» **OBJECTIVE**: Quote all of the data that follows exactly as written, skipping the images.

» **EXERCISE INPUT**:
_ _ _ _ _ _ _

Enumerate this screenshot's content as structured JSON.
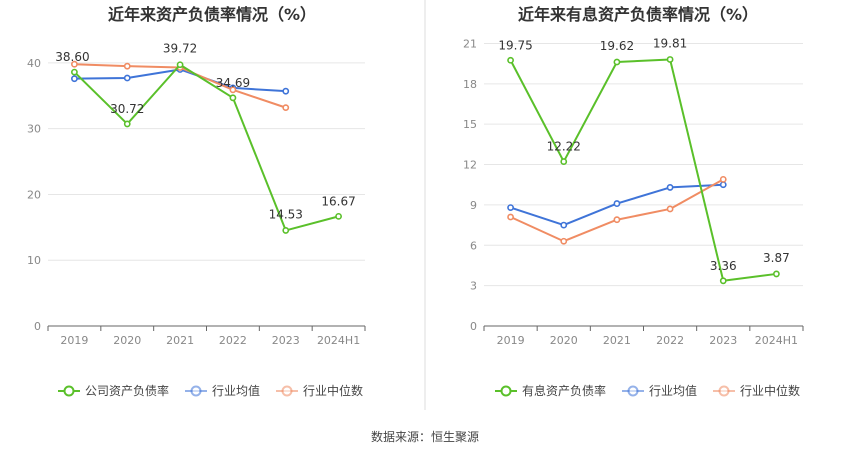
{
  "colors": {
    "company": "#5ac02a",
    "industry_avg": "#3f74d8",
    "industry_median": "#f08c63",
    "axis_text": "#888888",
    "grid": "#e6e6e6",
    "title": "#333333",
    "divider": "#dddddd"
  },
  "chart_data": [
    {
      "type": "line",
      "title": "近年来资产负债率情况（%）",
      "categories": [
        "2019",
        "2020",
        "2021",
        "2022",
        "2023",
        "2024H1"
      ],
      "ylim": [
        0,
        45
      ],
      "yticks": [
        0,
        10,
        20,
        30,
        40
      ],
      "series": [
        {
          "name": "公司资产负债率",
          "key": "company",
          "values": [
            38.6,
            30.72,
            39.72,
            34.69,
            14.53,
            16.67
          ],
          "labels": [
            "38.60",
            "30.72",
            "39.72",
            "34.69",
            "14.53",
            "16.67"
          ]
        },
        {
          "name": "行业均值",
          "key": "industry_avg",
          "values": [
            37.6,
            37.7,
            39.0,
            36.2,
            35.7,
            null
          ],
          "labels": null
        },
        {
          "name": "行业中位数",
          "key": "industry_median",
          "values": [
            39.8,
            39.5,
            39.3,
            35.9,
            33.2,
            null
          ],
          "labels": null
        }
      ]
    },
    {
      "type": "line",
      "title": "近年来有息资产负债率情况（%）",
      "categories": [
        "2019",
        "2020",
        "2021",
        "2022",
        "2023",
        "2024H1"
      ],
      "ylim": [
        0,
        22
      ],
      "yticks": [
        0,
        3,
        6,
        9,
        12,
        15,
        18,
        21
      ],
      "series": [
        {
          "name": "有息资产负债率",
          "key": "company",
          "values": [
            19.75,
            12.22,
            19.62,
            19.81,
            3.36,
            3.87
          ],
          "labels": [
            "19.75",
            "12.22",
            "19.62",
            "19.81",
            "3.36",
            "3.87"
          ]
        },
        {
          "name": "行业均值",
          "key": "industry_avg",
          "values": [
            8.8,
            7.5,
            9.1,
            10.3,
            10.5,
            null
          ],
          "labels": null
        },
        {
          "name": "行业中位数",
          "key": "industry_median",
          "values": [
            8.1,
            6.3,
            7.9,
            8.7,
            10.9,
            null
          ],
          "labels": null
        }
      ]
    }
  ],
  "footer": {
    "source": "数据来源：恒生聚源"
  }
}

_ _ _ _ _ _ _

» **RESPONSE**:
Enumerate this screenshot's content as structured JSON.
{
  "colors": {
    "company": "#5ac02a",
    "industry_avg": "#3f74d8",
    "industry_median": "#f08c63",
    "axis_text": "#888888",
    "grid": "#e6e6e6",
    "title": "#333333",
    "divider": "#dddddd"
  },
  "chart_data": [
    {
      "type": "line",
      "title": "近年来资产负债率情况（%）",
      "categories": [
        "2019",
        "2020",
        "2021",
        "2022",
        "2023",
        "2024H1"
      ],
      "ylim": [
        0,
        45
      ],
      "yticks": [
        0,
        10,
        20,
        30,
        40
      ],
      "series": [
        {
          "name": "公司资产负债率",
          "key": "company",
          "values": [
            38.6,
            30.72,
            39.72,
            34.69,
            14.53,
            16.67
          ],
          "labels": [
            "38.60",
            "30.72",
            "39.72",
            "34.69",
            "14.53",
            "16.67"
          ]
        },
        {
          "name": "行业均值",
          "key": "industry_avg",
          "values": [
            37.6,
            37.7,
            39.0,
            36.2,
            35.7,
            null
          ],
          "labels": null
        },
        {
          "name": "行业中位数",
          "key": "industry_median",
          "values": [
            39.8,
            39.5,
            39.3,
            35.9,
            33.2,
            null
          ],
          "labels": null
        }
      ]
    },
    {
      "type": "line",
      "title": "近年来有息资产负债率情况（%）",
      "categories": [
        "2019",
        "2020",
        "2021",
        "2022",
        "2023",
        "2024H1"
      ],
      "ylim": [
        0,
        22
      ],
      "yticks": [
        0,
        3,
        6,
        9,
        12,
        15,
        18,
        21
      ],
      "series": [
        {
          "name": "有息资产负债率",
          "key": "company",
          "values": [
            19.75,
            12.22,
            19.62,
            19.81,
            3.36,
            3.87
          ],
          "labels": [
            "19.75",
            "12.22",
            "19.62",
            "19.81",
            "3.36",
            "3.87"
          ]
        },
        {
          "name": "行业均值",
          "key": "industry_avg",
          "values": [
            8.8,
            7.5,
            9.1,
            10.3,
            10.5,
            null
          ],
          "labels": null
        },
        {
          "name": "行业中位数",
          "key": "industry_median",
          "values": [
            8.1,
            6.3,
            7.9,
            8.7,
            10.9,
            null
          ],
          "labels": null
        }
      ]
    }
  ],
  "footer": {
    "source": "数据来源：恒生聚源"
  }
}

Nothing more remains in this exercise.